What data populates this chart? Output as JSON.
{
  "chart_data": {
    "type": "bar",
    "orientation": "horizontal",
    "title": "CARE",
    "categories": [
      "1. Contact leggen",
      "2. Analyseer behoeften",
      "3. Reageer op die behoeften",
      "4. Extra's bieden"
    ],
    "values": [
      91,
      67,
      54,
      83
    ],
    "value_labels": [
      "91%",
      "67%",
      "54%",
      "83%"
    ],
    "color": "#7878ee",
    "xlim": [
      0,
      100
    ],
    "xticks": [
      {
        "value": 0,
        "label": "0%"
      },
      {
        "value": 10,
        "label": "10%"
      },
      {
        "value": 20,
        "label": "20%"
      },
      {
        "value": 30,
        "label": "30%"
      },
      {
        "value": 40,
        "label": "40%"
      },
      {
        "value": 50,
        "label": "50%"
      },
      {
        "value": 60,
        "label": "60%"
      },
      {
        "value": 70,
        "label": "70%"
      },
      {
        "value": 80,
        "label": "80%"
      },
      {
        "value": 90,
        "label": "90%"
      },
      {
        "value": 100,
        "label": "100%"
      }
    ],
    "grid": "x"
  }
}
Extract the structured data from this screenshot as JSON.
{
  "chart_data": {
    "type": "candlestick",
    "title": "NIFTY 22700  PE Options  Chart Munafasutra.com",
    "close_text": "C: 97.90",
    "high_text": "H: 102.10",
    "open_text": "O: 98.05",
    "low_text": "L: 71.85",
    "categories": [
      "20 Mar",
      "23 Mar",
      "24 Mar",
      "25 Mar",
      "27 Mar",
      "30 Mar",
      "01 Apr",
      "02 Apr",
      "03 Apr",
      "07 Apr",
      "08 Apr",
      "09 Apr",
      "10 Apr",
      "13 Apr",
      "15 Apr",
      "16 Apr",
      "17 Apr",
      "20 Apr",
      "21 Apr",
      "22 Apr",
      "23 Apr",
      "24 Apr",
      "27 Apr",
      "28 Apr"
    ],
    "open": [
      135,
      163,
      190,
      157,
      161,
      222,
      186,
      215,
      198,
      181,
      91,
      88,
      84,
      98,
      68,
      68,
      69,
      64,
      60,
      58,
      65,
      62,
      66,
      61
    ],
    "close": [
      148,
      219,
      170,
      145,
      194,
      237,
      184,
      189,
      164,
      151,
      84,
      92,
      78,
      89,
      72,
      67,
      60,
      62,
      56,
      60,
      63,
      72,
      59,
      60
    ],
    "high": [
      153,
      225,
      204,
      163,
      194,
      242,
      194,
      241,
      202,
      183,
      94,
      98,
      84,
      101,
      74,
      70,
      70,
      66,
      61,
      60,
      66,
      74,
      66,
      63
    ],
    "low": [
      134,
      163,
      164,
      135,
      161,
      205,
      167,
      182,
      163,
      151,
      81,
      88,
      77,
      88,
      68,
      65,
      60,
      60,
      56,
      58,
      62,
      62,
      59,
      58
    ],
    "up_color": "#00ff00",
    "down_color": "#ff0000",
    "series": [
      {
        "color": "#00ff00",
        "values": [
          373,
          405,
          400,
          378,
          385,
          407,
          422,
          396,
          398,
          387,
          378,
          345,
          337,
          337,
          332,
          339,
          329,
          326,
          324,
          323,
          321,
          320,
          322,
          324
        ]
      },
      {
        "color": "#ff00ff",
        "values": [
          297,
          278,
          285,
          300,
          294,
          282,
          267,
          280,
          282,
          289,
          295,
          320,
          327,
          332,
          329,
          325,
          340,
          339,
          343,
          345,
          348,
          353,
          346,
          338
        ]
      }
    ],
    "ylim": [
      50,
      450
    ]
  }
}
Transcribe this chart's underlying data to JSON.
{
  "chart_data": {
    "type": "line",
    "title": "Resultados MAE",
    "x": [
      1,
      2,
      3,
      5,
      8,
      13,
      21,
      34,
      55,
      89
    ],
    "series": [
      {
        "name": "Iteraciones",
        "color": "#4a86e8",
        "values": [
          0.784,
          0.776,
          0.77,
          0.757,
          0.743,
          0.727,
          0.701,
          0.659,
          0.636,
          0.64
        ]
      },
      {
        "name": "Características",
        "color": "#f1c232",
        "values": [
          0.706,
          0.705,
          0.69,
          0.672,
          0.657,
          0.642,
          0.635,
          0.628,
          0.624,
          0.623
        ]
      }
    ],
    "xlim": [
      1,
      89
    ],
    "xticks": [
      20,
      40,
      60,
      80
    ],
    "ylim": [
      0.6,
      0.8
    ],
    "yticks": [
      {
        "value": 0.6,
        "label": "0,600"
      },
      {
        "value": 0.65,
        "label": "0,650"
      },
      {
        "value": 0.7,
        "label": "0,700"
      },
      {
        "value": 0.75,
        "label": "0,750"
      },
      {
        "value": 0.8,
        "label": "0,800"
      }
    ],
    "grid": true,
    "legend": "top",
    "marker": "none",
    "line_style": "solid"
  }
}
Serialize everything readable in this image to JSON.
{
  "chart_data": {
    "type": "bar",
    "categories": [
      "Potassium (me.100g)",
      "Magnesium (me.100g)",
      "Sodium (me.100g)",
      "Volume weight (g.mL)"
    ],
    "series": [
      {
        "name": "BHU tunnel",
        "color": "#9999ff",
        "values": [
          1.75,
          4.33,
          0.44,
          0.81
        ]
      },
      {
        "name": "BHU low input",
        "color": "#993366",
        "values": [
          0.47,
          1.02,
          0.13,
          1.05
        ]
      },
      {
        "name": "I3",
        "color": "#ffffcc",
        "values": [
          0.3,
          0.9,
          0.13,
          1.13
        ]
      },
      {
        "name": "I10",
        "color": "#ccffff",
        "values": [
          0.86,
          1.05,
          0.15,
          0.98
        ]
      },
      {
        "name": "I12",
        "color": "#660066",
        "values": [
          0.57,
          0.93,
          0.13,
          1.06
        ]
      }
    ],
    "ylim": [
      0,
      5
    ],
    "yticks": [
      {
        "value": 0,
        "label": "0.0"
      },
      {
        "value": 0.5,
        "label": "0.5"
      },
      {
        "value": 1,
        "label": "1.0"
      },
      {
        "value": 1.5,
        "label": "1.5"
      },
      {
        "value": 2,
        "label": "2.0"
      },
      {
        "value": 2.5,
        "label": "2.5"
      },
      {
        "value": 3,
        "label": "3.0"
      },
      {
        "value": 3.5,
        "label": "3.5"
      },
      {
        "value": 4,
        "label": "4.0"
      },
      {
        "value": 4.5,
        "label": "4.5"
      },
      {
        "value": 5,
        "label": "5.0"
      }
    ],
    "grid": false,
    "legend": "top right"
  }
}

####

**Task statement:** Every line from the one containing "Serialize everything readable" through the end of the data must be repeated exactly, and no other line.

**Response to the exercise:**
Serialize everything readable in this image to JSON.
{
  "chart_data": {
    "type": "bar",
    "categories": [
      "Potassium (me.100g)",
      "Magnesium (me.100g)",
      "Sodium (me.100g)",
      "Volume weight (g.mL)"
    ],
    "series": [
      {
        "name": "BHU tunnel",
        "color": "#9999ff",
        "values": [
          1.75,
          4.33,
          0.44,
          0.81
        ]
      },
      {
        "name": "BHU low input",
        "color": "#993366",
        "values": [
          0.47,
          1.02,
          0.13,
          1.05
        ]
      },
      {
        "name": "I3",
        "color": "#ffffcc",
        "values": [
          0.3,
          0.9,
          0.13,
          1.13
        ]
      },
      {
        "name": "I10",
        "color": "#ccffff",
        "values": [
          0.86,
          1.05,
          0.15,
          0.98
        ]
      },
      {
        "name": "I12",
        "color": "#660066",
        "values": [
          0.57,
          0.93,
          0.13,
          1.06
        ]
      }
    ],
    "ylim": [
      0,
      5
    ],
    "yticks": [
      {
        "value": 0,
        "label": "0.0"
      },
      {
        "value": 0.5,
        "label": "0.5"
      },
      {
        "value": 1,
        "label": "1.0"
      },
      {
        "value": 1.5,
        "label": "1.5"
      },
      {
        "value": 2,
        "label": "2.0"
      },
      {
        "value": 2.5,
        "label": "2.5"
      },
      {
        "value": 3,
        "label": "3.0"
      },
      {
        "value": 3.5,
        "label": "3.5"
      },
      {
        "value": 4,
        "label": "4.0"
      },
      {
        "value": 4.5,
        "label": "4.5"
      },
      {
        "value": 5,
        "label": "5.0"
      }
    ],
    "grid": false,
    "legend": "top right"
  }
}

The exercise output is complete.